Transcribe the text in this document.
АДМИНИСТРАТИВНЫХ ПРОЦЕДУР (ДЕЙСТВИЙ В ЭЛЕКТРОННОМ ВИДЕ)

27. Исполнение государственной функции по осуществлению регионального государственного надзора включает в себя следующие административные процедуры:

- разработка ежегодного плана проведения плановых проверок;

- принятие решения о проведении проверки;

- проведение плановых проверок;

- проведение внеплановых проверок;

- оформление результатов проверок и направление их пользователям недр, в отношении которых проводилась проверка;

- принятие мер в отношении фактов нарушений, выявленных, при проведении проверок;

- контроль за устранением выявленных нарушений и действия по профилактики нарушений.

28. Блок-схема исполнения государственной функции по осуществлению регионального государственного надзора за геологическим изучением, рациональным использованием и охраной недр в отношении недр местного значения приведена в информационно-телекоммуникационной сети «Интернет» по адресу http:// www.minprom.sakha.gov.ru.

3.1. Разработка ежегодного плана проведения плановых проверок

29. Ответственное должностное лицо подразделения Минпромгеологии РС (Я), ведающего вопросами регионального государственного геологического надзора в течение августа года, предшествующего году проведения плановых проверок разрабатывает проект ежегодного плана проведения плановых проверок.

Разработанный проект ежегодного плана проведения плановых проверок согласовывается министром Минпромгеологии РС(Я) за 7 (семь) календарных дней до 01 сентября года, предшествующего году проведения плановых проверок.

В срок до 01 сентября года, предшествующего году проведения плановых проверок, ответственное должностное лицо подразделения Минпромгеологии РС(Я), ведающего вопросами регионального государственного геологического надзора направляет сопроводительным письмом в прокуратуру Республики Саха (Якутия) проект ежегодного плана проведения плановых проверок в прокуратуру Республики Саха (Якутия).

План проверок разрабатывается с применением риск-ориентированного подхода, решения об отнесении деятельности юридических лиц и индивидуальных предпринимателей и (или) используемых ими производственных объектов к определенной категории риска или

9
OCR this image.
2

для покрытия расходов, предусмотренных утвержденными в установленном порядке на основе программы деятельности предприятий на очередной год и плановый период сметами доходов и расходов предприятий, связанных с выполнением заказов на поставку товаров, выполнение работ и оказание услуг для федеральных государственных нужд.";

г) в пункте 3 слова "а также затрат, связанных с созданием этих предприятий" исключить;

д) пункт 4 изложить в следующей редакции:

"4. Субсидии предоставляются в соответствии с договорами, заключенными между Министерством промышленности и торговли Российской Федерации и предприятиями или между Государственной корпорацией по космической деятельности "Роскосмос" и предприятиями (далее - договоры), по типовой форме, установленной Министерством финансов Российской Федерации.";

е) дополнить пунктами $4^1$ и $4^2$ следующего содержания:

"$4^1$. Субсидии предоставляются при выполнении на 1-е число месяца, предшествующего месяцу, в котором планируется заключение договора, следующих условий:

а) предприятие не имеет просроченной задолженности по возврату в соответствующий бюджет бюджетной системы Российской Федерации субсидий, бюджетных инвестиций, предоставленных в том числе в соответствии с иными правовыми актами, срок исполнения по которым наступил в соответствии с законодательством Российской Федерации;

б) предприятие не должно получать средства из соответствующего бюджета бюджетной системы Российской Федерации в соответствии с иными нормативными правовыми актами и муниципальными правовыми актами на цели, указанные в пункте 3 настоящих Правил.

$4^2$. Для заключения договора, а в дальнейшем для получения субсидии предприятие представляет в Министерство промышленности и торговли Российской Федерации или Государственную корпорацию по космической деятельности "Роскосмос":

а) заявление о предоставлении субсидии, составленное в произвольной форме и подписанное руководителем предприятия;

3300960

Given exercise:
Set down all of the records shown above once more, exactly.

The output:
Transcribe the text in this document.
АДМИНИСТРАТИВНЫХ ПРОЦЕДУР (ДЕЙСТВИЙ В ЭЛЕКТРОННОМ ВИДЕ)

27. Исполнение государственной функции по осуществлению регионального государственного надзора включает в себя следующие административные процедуры:

- разработка ежегодного плана проведения плановых проверок;

- принятие решения о проведении проверки;

- проведение плановых проверок;

- проведение внеплановых проверок;

- оформление результатов проверок и направление их пользователям недр, в отношении которых проводилась проверка;

- принятие мер в отношении фактов нарушений, выявленных, при проведении проверок;

- контроль за устранением выявленных нарушений и действия по профилактики нарушений.

28. Блок-схема исполнения государственной функции по осуществлению регионального государственного надзора за геологическим изучением, рациональным использованием и охраной недр в отношении недр местного значения приведена в информационно-телекоммуникационной сети «Интернет» по адресу http:// www.minprom.sakha.gov.ru.

3.1. Разработка ежегодного плана проведения плановых проверок

29. Ответственное должностное лицо подразделения Минпромгеологии РС (Я), ведающего вопросами регионального государственного геологического надзора в течение августа года, предшествующего году проведения плановых проверок разрабатывает проект ежегодного плана проведения плановых проверок.

Разработанный проект ежегодного плана проведения плановых проверок согласовывается министром Минпромгеологии РС(Я) за 7 (семь) календарных дней до 01 сентября года, предшествующего году проведения плановых проверок.

В срок до 01 сентября года, предшествующего году проведения плановых проверок, ответственное должностное лицо подразделения Минпромгеологии РС(Я), ведающего вопросами регионального государственного геологического надзора направляет сопроводительным письмом в прокуратуру Республики Саха (Якутия) проект ежегодного плана проведения плановых проверок в прокуратуру Республики Саха (Якутия).

План проверок разрабатывается с применением риск-ориентированного подхода, решения об отнесении деятельности юридических лиц и индивидуальных предпринимателей и (или) используемых ими производственных объектов к определенной категории риска или

9
OCR this image.
2

для покрытия расходов, предусмотренных утвержденными в установленном порядке на основе программы деятельности предприятий на очередной год и плановый период сметами доходов и расходов предприятий, связанных с выполнением заказов на поставку товаров, выполнение работ и оказание услуг для федеральных государственных нужд.";

г) в пункте 3 слова "а также затрат, связанных с созданием этих предприятий" исключить;

д) пункт 4 изложить в следующей редакции:

"4. Субсидии предоставляются в соответствии с договорами, заключенными между Министерством промышленности и торговли Российской Федерации и предприятиями или между Государственной корпорацией по космической деятельности "Роскосмос" и предприятиями (далее - договоры), по типовой форме, установленной Министерством финансов Российской Федерации.";

е) дополнить пунктами $4^1$ и $4^2$ следующего содержания:

"$4^1$. Субсидии предоставляются при выполнении на 1-е число месяца, предшествующего месяцу, в котором планируется заключение договора, следующих условий:

а) предприятие не имеет просроченной задолженности по возврату в соответствующий бюджет бюджетной системы Российской Федерации субсидий, бюджетных инвестиций, предоставленных в том числе в соответствии с иными правовыми актами, срок исполнения по которым наступил в соответствии с законодательством Российской Федерации;

б) предприятие не должно получать средства из соответствующего бюджета бюджетной системы Российской Федерации в соответствии с иными нормативными правовыми актами и муниципальными правовыми актами на цели, указанные в пункте 3 настоящих Правил.

$4^2$. Для заключения договора, а в дальнейшем для получения субсидии предприятие представляет в Министерство промышленности и торговли Российской Федерации или Государственную корпорацию по космической деятельности "Роскосмос":

а) заявление о предоставлении субсидии, составленное в произвольной форме и подписанное руководителем предприятия;

3300960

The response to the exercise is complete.